**WHAT YOU WILL DO**.
Count the lines below that contain the word "nInfiltration" and give only that number.

--- START EXERCISE DATA ---

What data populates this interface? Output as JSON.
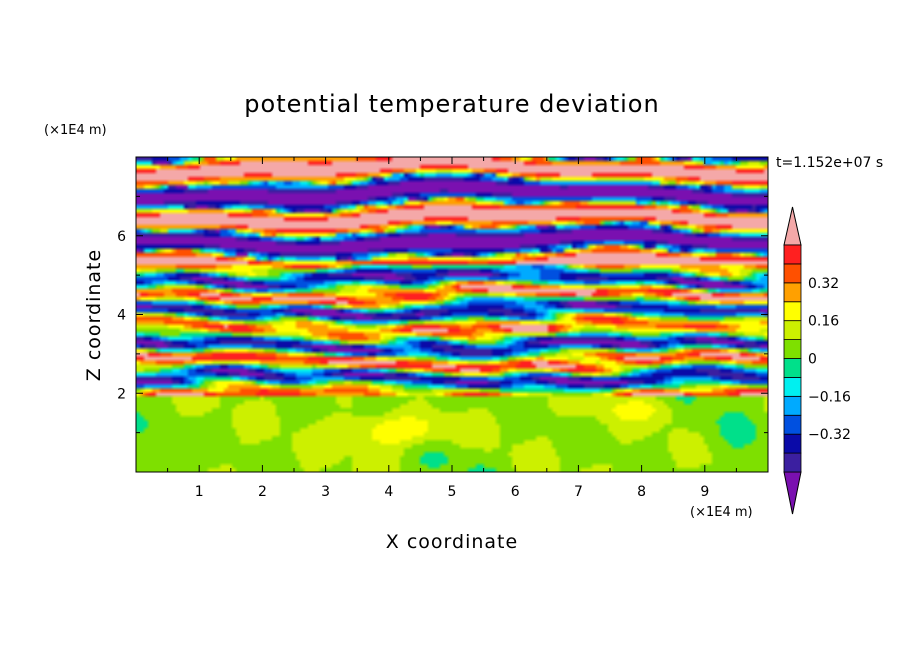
{
  "chart_data": {
    "type": "heatmap",
    "title": "potential temperature deviation",
    "xlabel": "X coordinate",
    "ylabel": "Z coordinate",
    "x_unit": "(×1E4 m)",
    "y_unit": "(×1E4 m)",
    "time_label": "t=1.152e+07 s",
    "xlim": [
      0,
      10
    ],
    "ylim": [
      0,
      8
    ],
    "x_ticks": [
      "1",
      "2",
      "3",
      "4",
      "5",
      "6",
      "7",
      "8",
      "9"
    ],
    "y_ticks": [
      "2",
      "4",
      "6"
    ],
    "grid": false,
    "colorbar": {
      "placement": "right",
      "labels": [
        "0.32",
        "0.16",
        "0",
        "-0.16",
        "-0.32"
      ],
      "levels": [
        -0.48,
        -0.4,
        -0.32,
        -0.24,
        -0.16,
        -0.08,
        0,
        0.08,
        0.16,
        0.24,
        0.32,
        0.4,
        0.48
      ],
      "colors": [
        "#7a10b0",
        "#3b1fa0",
        "#0a0aa8",
        "#0050e0",
        "#00aaff",
        "#00f0f0",
        "#00e08a",
        "#7ee000",
        "#ccf000",
        "#ffff00",
        "#ffa000",
        "#ff5000",
        "#ff2020",
        "#f4a8a8"
      ],
      "extend": "both"
    }
  }
}
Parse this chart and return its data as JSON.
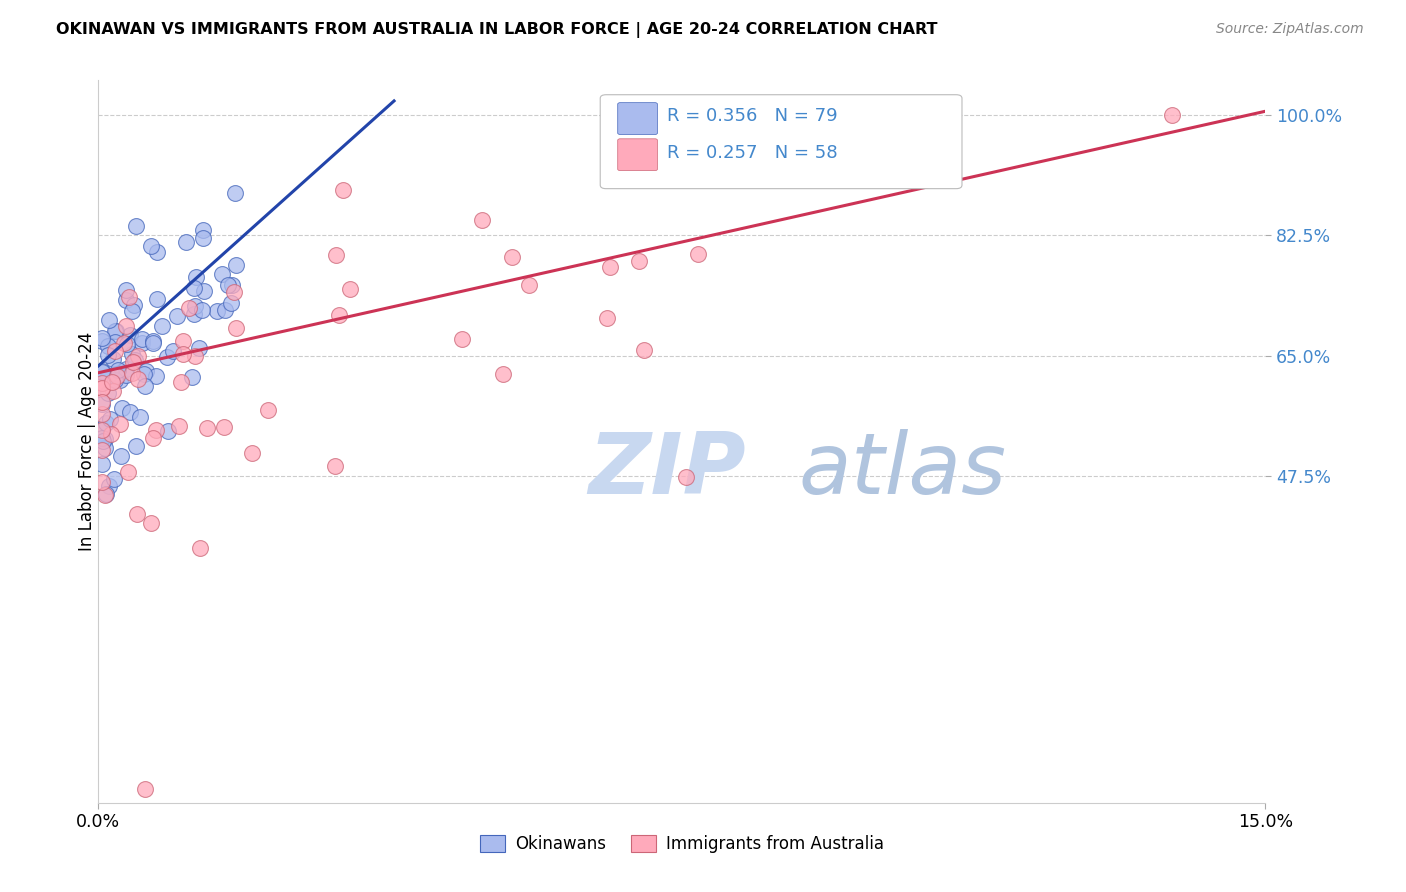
{
  "title": "OKINAWAN VS IMMIGRANTS FROM AUSTRALIA IN LABOR FORCE | AGE 20-24 CORRELATION CHART",
  "source": "Source: ZipAtlas.com",
  "ylabel": "In Labor Force | Age 20-24",
  "xlim": [
    0.0,
    0.15
  ],
  "ylim": [
    0.0,
    1.05
  ],
  "legend_r1": "R = 0.356",
  "legend_n1": "N = 79",
  "legend_r2": "R = 0.257",
  "legend_n2": "N = 58",
  "color_blue_fill": "#AABBEE",
  "color_blue_edge": "#4466BB",
  "color_pink_fill": "#FFAABB",
  "color_pink_edge": "#CC6677",
  "color_blue_line": "#2244AA",
  "color_pink_line": "#CC3355",
  "color_right_axis": "#4488CC",
  "ytick_vals": [
    0.475,
    0.65,
    0.825,
    1.0
  ],
  "ytick_labels": [
    "47.5%",
    "65.0%",
    "82.5%",
    "100.0%"
  ],
  "xtick_vals": [
    0.0,
    0.15
  ],
  "xtick_labels": [
    "0.0%",
    "15.0%"
  ],
  "blue_line_x": [
    0.0,
    0.038
  ],
  "blue_line_y": [
    0.635,
    1.02
  ],
  "pink_line_x": [
    0.0,
    0.15
  ],
  "pink_line_y": [
    0.625,
    1.005
  ]
}
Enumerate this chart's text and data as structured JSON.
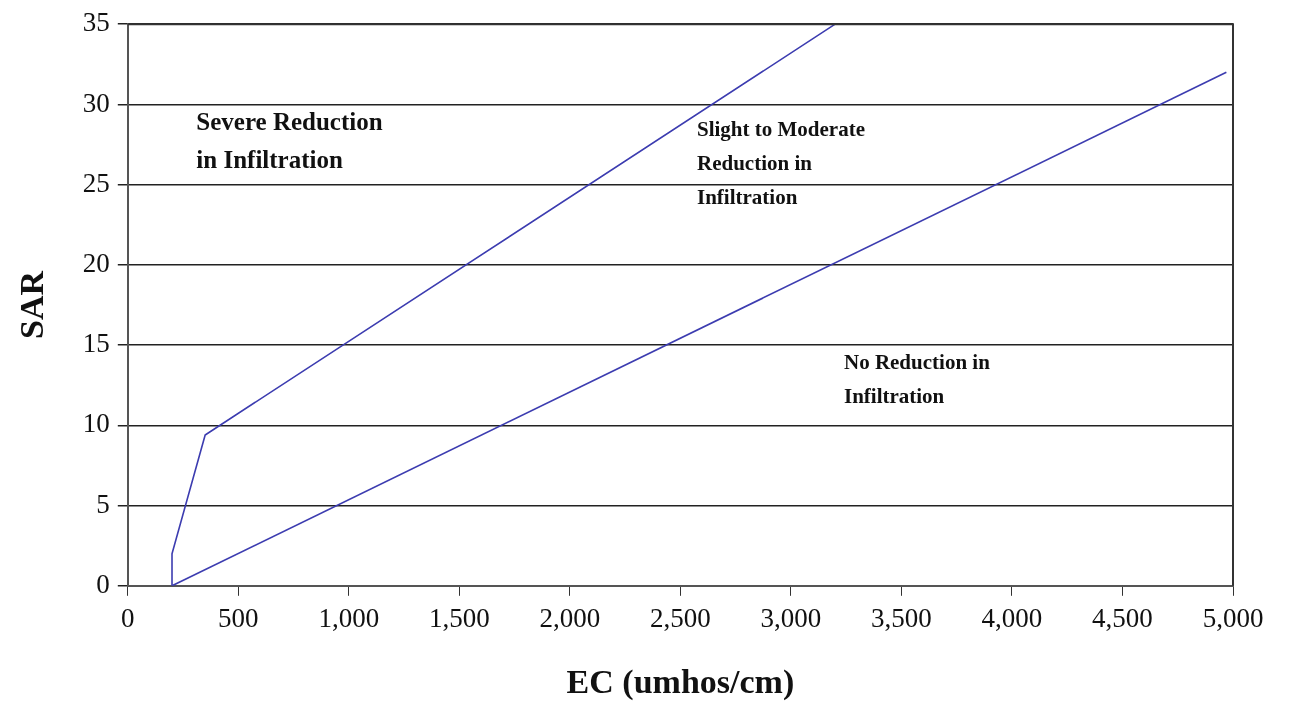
{
  "chart_data": {
    "type": "line",
    "xlabel": "EC (umhos/cm)",
    "ylabel": "SAR",
    "series": [
      {
        "color": "#3c3cb0",
        "x": [
          200,
          200,
          350,
          3200
        ],
        "values": [
          0,
          2,
          9.4,
          35
        ]
      },
      {
        "color": "#3c3cb0",
        "x": [
          200,
          4970
        ],
        "values": [
          0,
          32
        ]
      }
    ],
    "xlim": [
      0,
      5000
    ],
    "xticks": [
      {
        "value": 0,
        "label": "0"
      },
      {
        "value": 500,
        "label": "500"
      },
      {
        "value": 1000,
        "label": "1,000"
      },
      {
        "value": 1500,
        "label": "1,500"
      },
      {
        "value": 2000,
        "label": "2,000"
      },
      {
        "value": 2500,
        "label": "2,500"
      },
      {
        "value": 3000,
        "label": "3,000"
      },
      {
        "value": 3500,
        "label": "3,500"
      },
      {
        "value": 4000,
        "label": "4,000"
      },
      {
        "value": 4500,
        "label": "4,500"
      },
      {
        "value": 5000,
        "label": "5,000"
      }
    ],
    "ylim": [
      0,
      35
    ],
    "yticks": [
      0,
      5,
      10,
      15,
      20,
      25,
      30,
      35
    ],
    "grid": "y",
    "legend": false,
    "marker": "none",
    "line_style": "solid",
    "annotations": [
      "Severe Reduction\nin Infiltration",
      "Slight to Moderate\nReduction in\nInfiltration",
      "No Reduction in\nInfiltration"
    ]
  }
}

--- END EXERCISE DATA ---

**EXERCISE OUTPUT**.
2